__Written exercise__. Copy out every line that contains "Gold".
:: Exercise materials
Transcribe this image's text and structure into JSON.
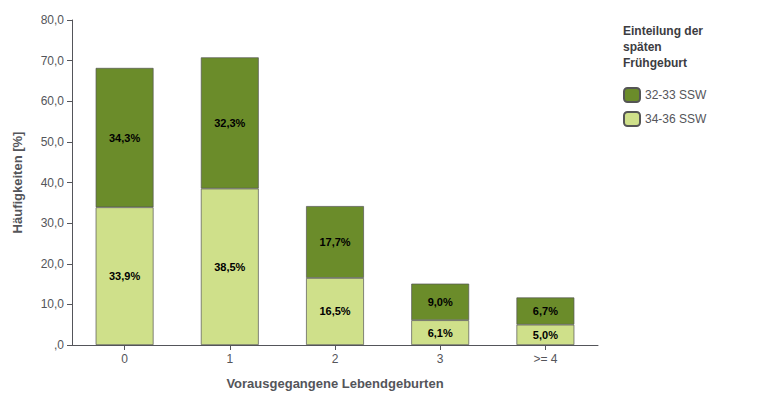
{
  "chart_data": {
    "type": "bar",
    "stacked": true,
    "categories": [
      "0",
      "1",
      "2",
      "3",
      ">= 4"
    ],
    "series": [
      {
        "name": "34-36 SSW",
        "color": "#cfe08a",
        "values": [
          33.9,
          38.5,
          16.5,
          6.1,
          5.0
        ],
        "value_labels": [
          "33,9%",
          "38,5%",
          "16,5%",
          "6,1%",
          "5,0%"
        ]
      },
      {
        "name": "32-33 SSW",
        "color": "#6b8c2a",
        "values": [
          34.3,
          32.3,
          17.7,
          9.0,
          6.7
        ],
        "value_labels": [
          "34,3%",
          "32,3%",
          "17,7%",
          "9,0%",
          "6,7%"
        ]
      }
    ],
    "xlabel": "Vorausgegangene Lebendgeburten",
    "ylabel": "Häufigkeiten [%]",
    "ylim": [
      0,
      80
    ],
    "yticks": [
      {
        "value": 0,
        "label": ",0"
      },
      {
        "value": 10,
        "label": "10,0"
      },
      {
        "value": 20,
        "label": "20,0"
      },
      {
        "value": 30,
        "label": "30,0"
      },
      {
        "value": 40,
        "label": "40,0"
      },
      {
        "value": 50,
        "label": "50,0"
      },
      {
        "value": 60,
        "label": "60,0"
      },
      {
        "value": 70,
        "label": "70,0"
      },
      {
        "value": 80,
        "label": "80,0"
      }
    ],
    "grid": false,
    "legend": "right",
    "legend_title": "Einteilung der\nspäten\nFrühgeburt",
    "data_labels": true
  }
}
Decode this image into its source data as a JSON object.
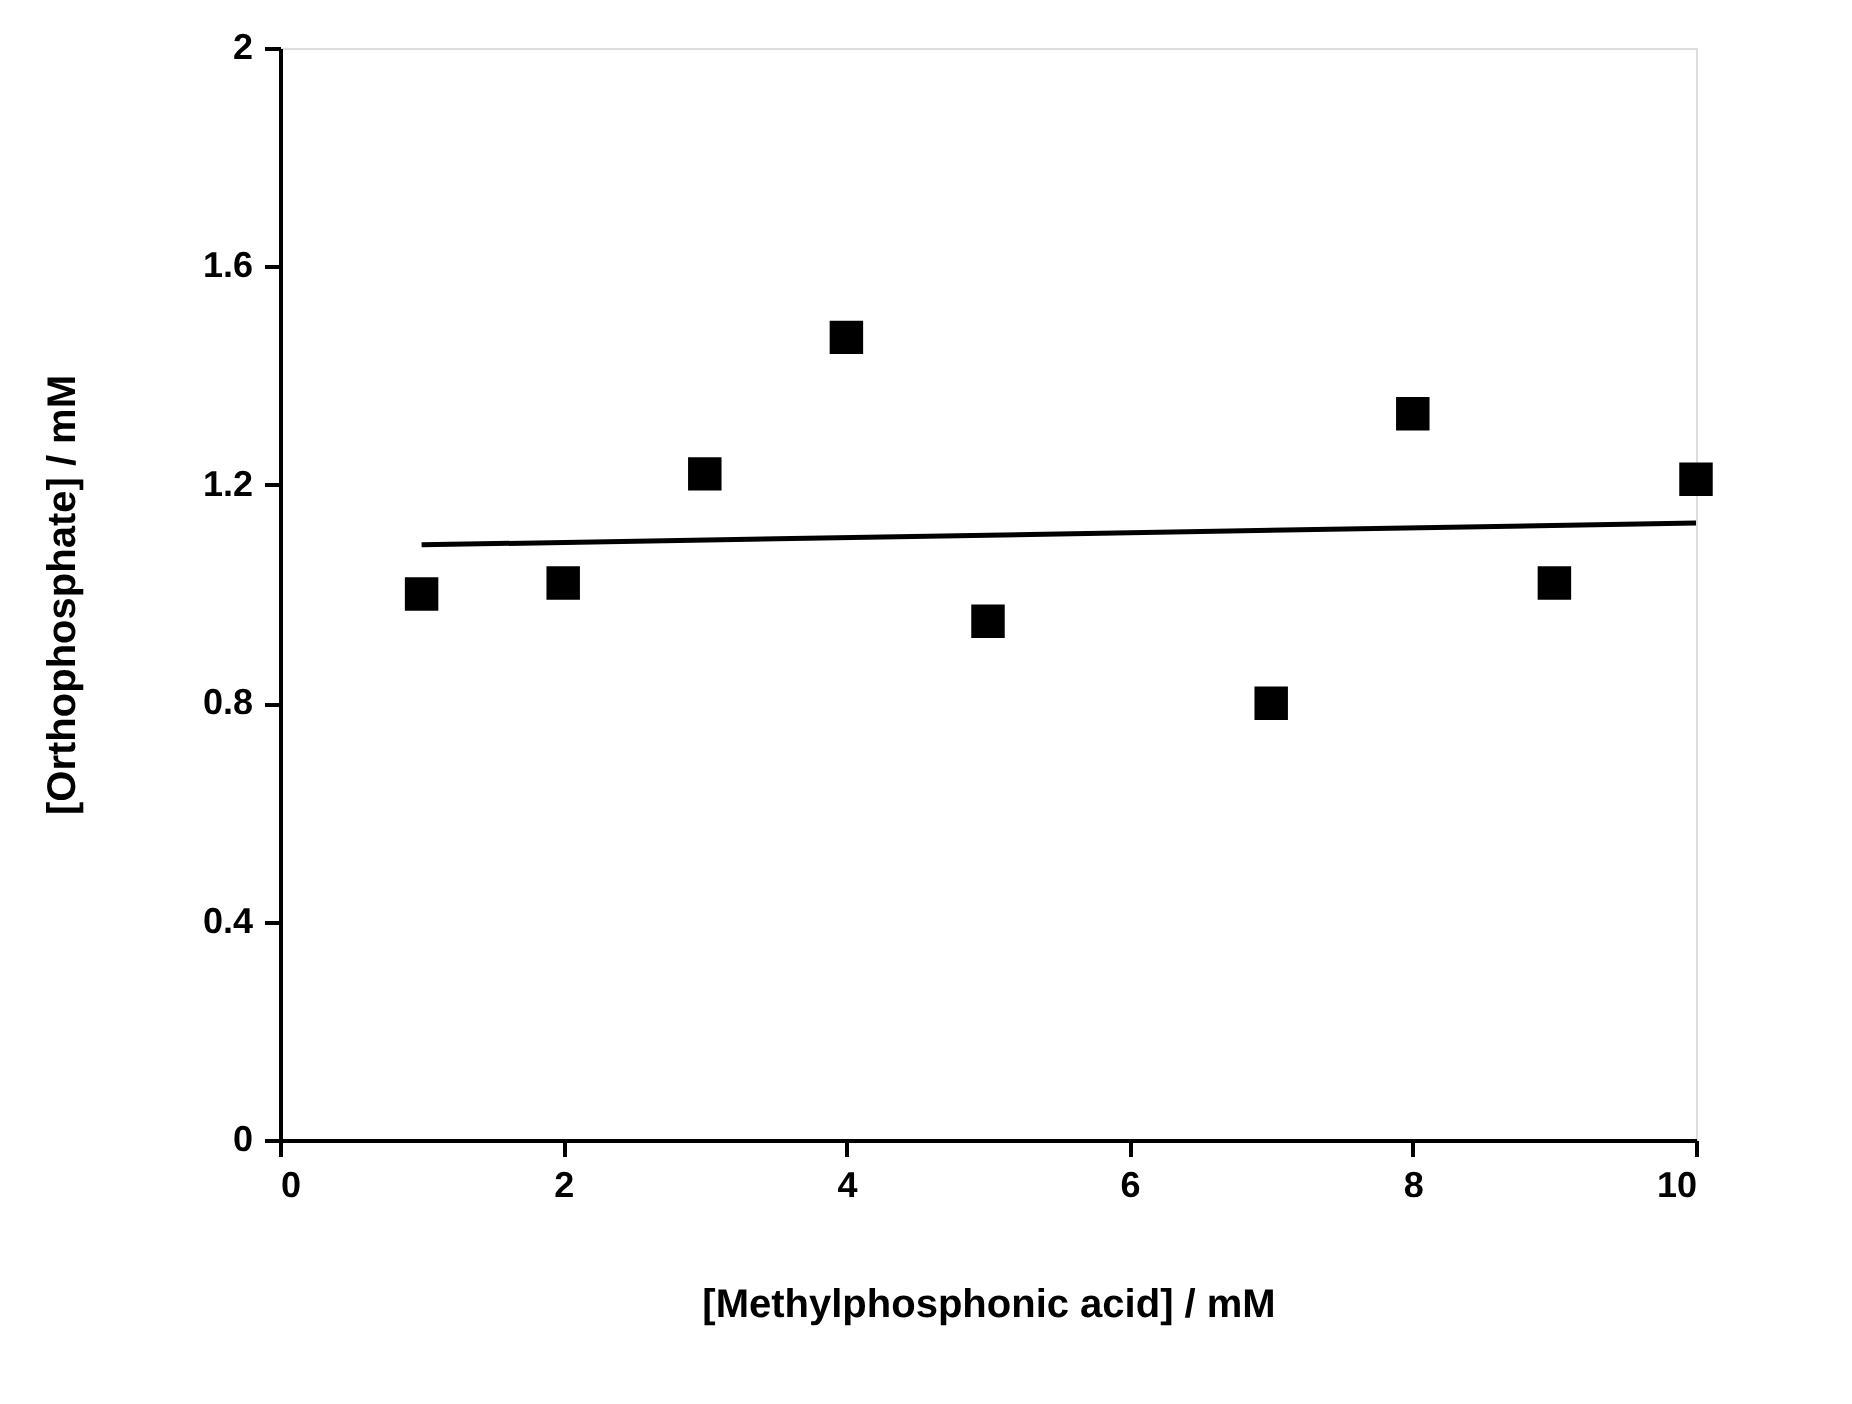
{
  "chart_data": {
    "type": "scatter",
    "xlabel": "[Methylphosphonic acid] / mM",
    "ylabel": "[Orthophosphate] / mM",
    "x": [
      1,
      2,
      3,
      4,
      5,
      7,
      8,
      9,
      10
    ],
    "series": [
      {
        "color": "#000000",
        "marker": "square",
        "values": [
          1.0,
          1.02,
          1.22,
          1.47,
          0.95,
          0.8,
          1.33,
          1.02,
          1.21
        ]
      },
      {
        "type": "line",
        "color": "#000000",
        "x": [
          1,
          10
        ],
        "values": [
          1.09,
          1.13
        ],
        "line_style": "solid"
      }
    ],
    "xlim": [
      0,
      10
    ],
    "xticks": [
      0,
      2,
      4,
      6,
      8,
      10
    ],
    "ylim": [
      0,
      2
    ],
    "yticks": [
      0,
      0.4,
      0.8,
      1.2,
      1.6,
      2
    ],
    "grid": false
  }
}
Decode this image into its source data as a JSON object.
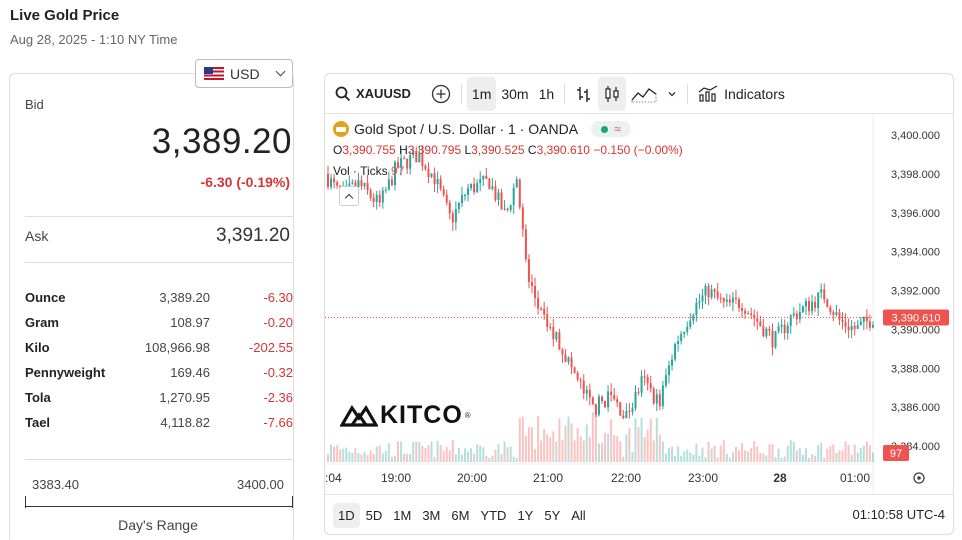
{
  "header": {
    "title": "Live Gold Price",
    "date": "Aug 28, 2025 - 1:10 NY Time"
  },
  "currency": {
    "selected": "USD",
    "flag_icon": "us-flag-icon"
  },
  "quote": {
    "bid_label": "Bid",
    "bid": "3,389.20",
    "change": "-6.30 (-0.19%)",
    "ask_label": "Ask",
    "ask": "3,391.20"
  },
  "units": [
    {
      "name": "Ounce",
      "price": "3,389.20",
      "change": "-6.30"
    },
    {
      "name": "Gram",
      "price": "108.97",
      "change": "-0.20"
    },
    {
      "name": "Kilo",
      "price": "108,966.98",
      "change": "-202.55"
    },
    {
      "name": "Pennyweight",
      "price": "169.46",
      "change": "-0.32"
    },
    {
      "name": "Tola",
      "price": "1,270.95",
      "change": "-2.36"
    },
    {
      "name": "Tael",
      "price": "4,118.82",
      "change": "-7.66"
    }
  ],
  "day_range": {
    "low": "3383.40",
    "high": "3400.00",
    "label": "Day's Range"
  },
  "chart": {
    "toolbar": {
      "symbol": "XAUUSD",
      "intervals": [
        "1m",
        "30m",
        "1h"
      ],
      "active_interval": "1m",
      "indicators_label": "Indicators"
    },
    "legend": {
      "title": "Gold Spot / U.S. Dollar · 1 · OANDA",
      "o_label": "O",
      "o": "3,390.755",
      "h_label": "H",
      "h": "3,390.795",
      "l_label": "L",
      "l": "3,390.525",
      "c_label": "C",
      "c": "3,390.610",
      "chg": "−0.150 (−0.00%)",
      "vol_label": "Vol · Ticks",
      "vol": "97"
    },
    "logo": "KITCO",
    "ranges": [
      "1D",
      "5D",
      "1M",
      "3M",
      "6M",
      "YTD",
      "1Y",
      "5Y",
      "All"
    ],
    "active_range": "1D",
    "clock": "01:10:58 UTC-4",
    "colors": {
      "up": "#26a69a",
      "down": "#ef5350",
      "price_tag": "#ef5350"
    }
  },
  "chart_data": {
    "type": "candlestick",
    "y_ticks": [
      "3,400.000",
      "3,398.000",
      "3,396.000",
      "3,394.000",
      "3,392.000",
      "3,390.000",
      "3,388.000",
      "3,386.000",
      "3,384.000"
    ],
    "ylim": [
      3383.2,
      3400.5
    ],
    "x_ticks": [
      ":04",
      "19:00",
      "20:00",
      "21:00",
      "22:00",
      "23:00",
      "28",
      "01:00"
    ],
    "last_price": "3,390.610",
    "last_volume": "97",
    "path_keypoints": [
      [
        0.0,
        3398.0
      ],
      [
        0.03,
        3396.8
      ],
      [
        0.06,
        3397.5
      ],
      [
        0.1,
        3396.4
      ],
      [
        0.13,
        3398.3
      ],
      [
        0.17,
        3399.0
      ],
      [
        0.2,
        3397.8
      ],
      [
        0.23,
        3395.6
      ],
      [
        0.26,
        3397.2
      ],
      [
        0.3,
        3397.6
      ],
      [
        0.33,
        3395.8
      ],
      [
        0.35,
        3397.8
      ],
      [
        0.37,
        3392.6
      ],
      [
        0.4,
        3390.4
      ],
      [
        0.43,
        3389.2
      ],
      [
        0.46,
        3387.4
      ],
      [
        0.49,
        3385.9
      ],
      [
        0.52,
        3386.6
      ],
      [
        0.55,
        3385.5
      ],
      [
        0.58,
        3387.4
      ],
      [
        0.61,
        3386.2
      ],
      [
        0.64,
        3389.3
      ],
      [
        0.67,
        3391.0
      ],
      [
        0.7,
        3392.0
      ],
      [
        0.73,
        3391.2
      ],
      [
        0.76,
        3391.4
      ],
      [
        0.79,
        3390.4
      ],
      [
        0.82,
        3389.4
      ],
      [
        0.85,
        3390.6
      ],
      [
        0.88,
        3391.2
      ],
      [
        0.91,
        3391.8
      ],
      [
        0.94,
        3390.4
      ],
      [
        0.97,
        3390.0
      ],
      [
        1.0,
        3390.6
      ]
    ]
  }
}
::::
__Correct response__.
    "title": "Live Gold Price",
      "title": "Gold Spot / U.S. Dollar · 1 · OANDA",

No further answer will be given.